***** Task input *****
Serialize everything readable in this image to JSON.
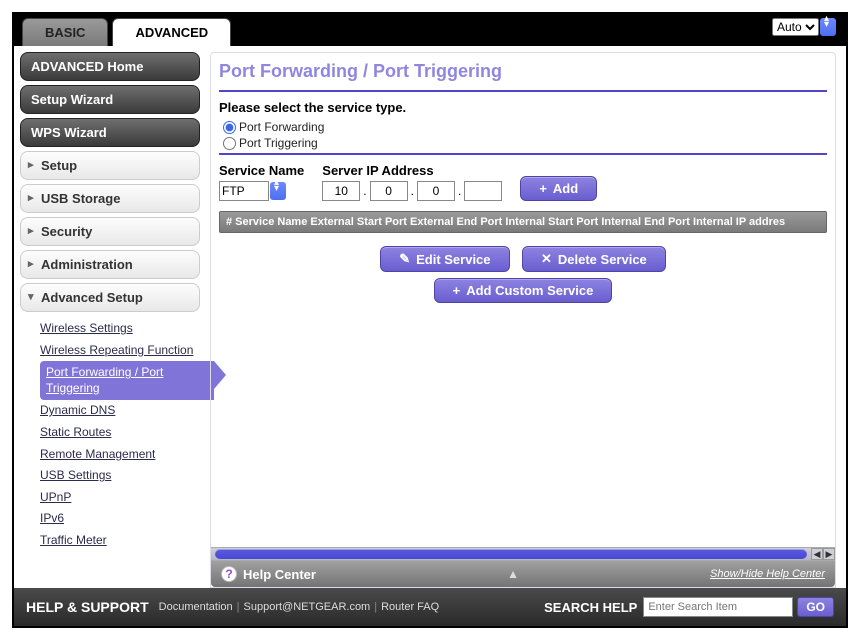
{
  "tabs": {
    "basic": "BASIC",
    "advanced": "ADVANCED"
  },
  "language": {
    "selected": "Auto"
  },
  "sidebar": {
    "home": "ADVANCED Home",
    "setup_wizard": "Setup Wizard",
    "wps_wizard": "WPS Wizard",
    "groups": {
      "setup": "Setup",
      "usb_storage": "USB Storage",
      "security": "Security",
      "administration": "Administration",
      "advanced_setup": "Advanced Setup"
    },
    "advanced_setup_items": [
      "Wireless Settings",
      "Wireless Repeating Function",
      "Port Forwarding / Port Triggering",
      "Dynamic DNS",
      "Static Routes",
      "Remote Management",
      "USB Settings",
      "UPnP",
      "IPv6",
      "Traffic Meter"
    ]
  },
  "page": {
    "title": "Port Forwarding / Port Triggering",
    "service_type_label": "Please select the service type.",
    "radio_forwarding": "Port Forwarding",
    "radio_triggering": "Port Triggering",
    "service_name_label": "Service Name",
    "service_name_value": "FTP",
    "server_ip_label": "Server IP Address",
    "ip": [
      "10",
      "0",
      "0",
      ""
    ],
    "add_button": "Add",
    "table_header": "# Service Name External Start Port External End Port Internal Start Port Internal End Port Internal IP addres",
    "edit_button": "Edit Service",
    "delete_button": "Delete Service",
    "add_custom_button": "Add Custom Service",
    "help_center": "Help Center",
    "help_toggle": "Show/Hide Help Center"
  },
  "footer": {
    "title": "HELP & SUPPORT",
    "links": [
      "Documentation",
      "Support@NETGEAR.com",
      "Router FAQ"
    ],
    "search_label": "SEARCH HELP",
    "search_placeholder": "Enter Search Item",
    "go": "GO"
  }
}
*****
— Exercise aim —
Show every line of the records above that contains the word "Forwarding".

— Final answer —
      "Port Forwarding / Port Triggering",
    "title": "Port Forwarding / Port Triggering",
    "radio_forwarding": "Port Forwarding",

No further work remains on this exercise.